DATASET EXTRACT:
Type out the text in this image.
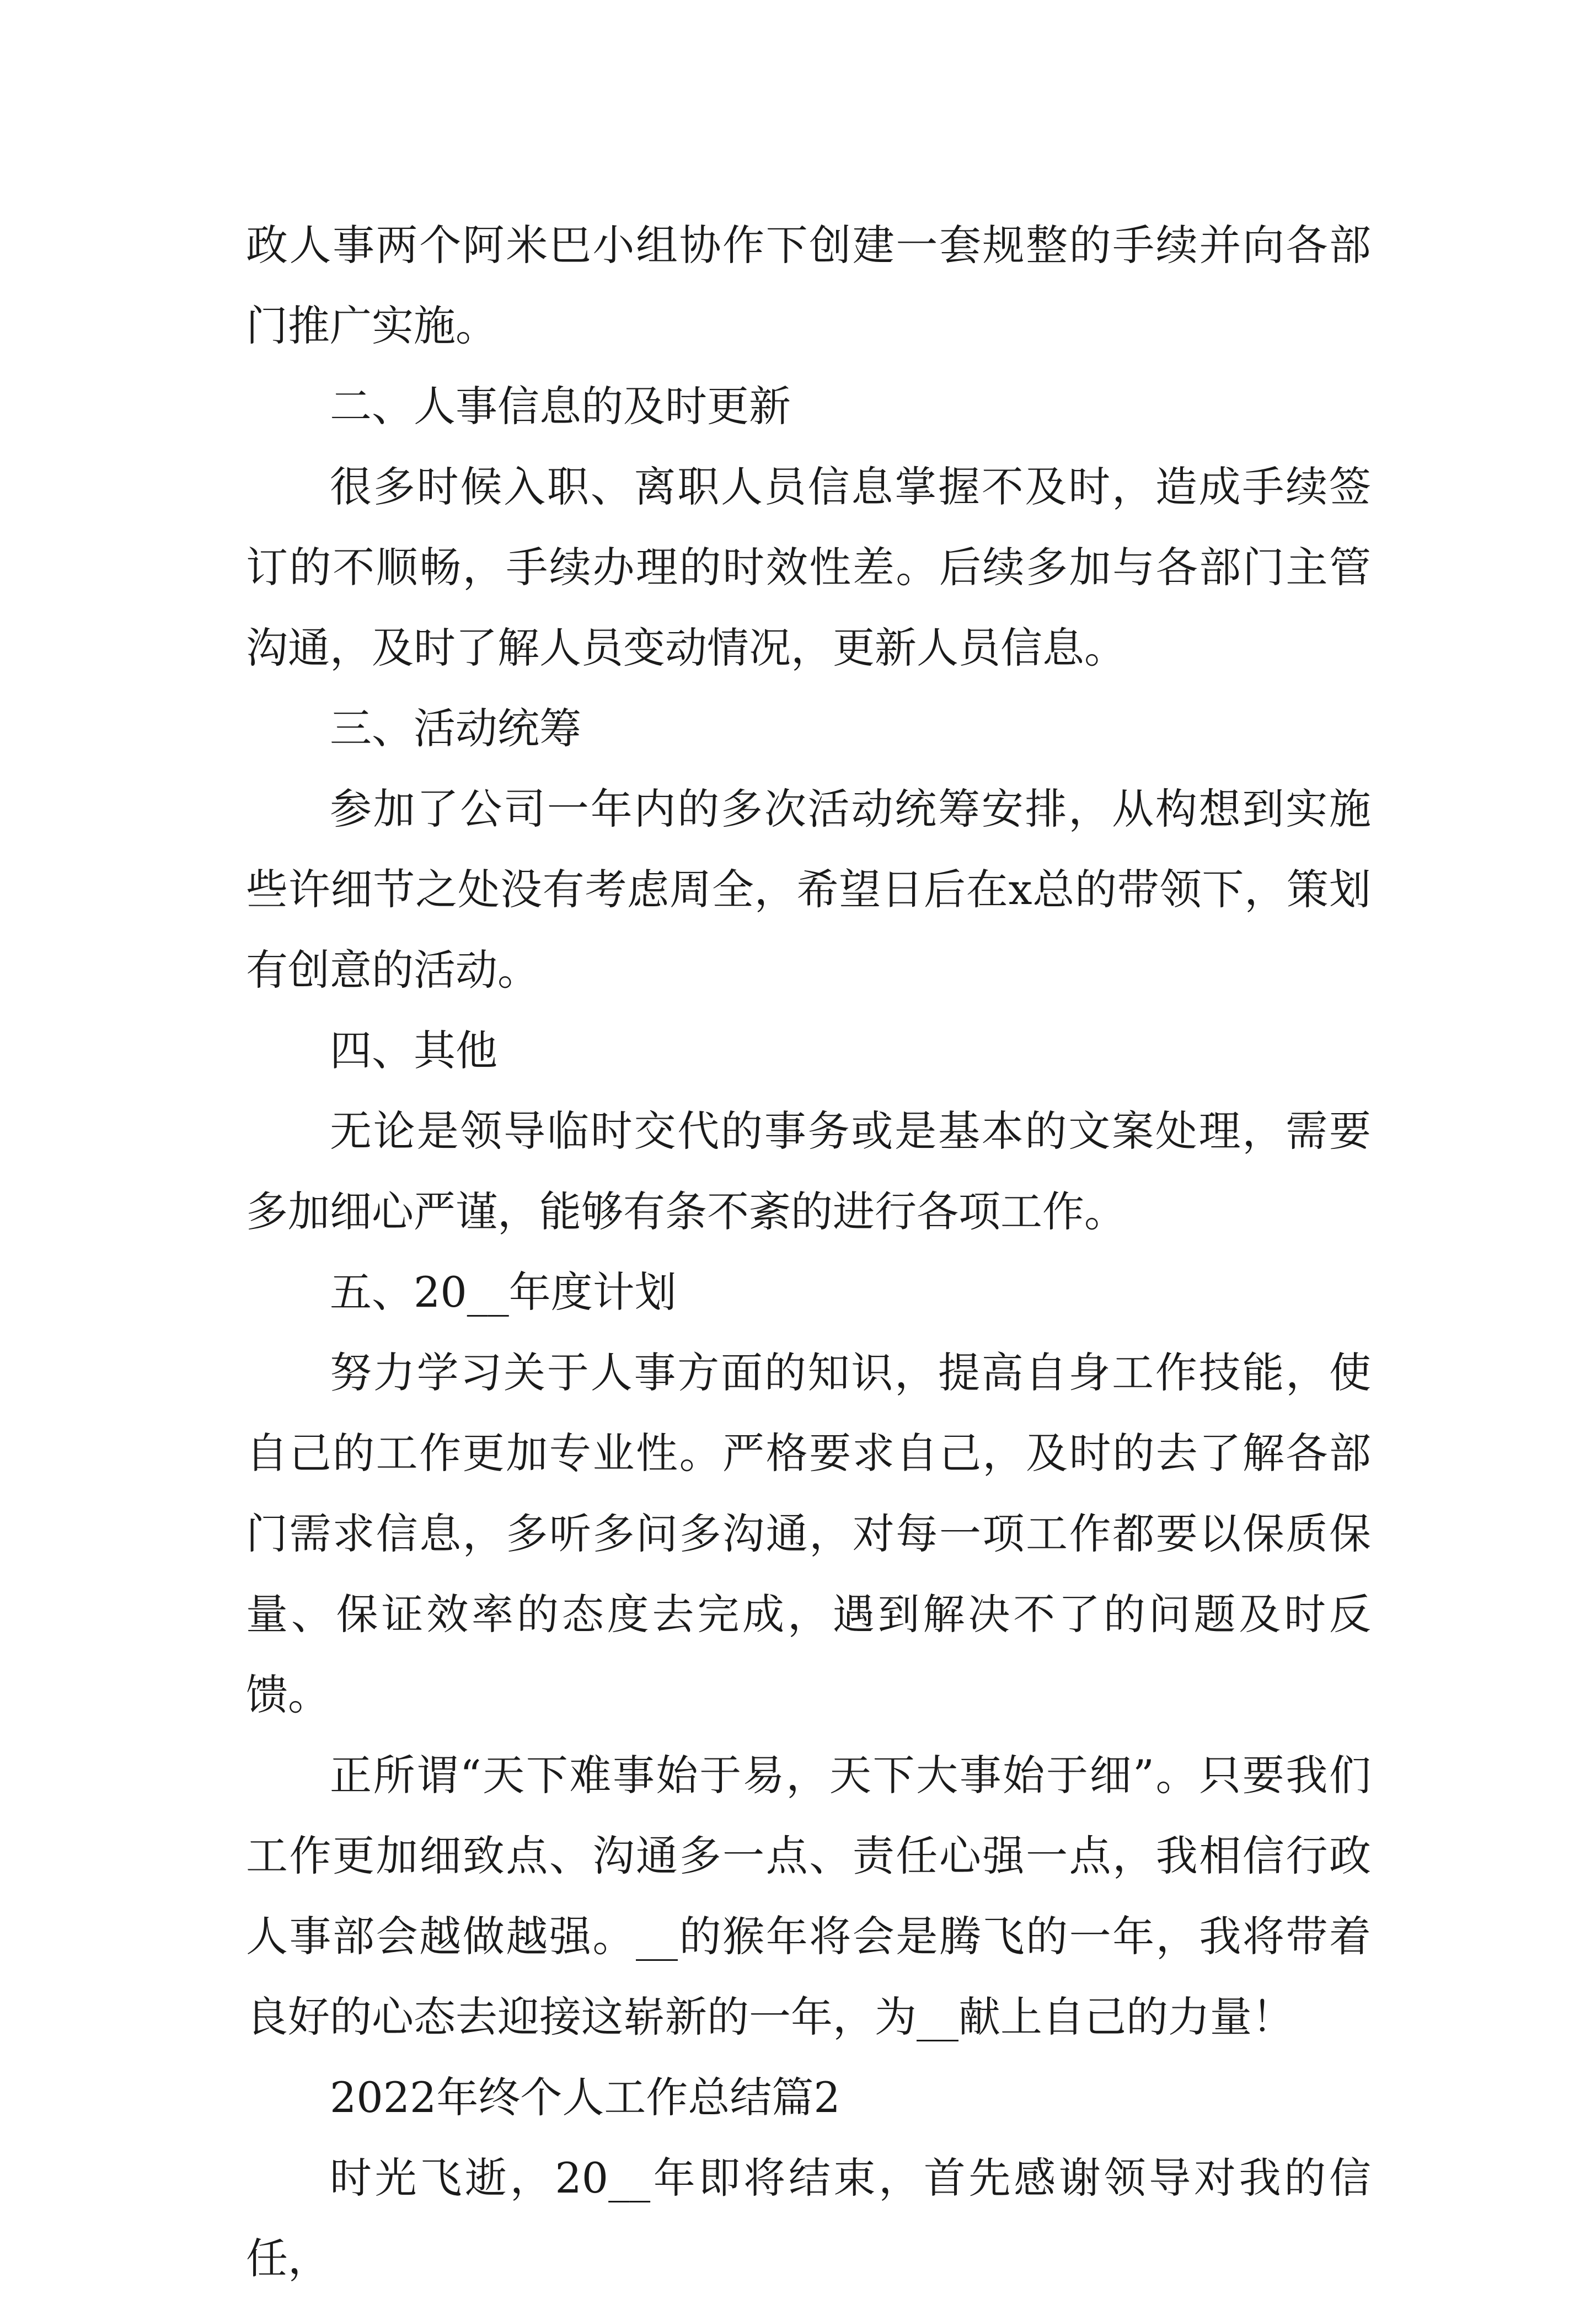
政人事两个阿米巴小组协作下创建一套规整的手续并向各部门推广实施。

二、人事信息的及时更新

很多时候入职、离职人员信息掌握不及时，造成手续签订的不顺畅，手续办理的时效性差。后续多加与各部门主管沟通，及时了解人员变动情况，更新人员信息。

三、活动统筹

参加了公司一年内的多次活动统筹安排，从构想到实施些许细节之处没有考虑周全，希望日后在x总的带领下，策划有创意的活动。

四、其他

无论是领导临时交代的事务或是基本的文案处理，需要多加细心严谨，能够有条不紊的进行各项工作。

五、20__年度计划

努力学习关于人事方面的知识，提高自身工作技能，使自己的工作更加专业性。严格要求自己，及时的去了解各部门需求信息，多听多问多沟通，对每一项工作都要以保质保量、保证效率的态度去完成，遇到解决不了的问题及时反馈。

正所谓“天下难事始于易，天下大事始于细”。只要我们工作更加细致点、沟通多一点、责任心强一点，我相信行政人事部会越做越强。__的猴年将会是腾飞的一年，我将带着良好的心态去迎接这崭新的一年，为__献上自己的力量！

2022年终个人工作总结篇2

时光飞逝，20__年即将结束，首先感谢领导对我的信任，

EXERCISE BRIEF: An exact transcription of all the entries is required, without the pictures.

ANSWER IN FULL:
Type out the text in this image.
政人事两个阿米巴小组协作下创建一套规整的手续并向各部门推广实施。

二、人事信息的及时更新

很多时候入职、离职人员信息掌握不及时，造成手续签订的不顺畅，手续办理的时效性差。后续多加与各部门主管沟通，及时了解人员变动情况，更新人员信息。

三、活动统筹

参加了公司一年内的多次活动统筹安排，从构想到实施些许细节之处没有考虑周全，希望日后在x总的带领下，策划有创意的活动。

四、其他

无论是领导临时交代的事务或是基本的文案处理，需要多加细心严谨，能够有条不紊的进行各项工作。

五、20__年度计划

努力学习关于人事方面的知识，提高自身工作技能，使自己的工作更加专业性。严格要求自己，及时的去了解各部门需求信息，多听多问多沟通，对每一项工作都要以保质保量、保证效率的态度去完成，遇到解决不了的问题及时反馈。

正所谓“天下难事始于易，天下大事始于细”。只要我们工作更加细致点、沟通多一点、责任心强一点，我相信行政人事部会越做越强。__的猴年将会是腾飞的一年，我将带着良好的心态去迎接这崭新的一年，为__献上自己的力量！

2022年终个人工作总结篇2

时光飞逝，20__年即将结束，首先感谢领导对我的信任，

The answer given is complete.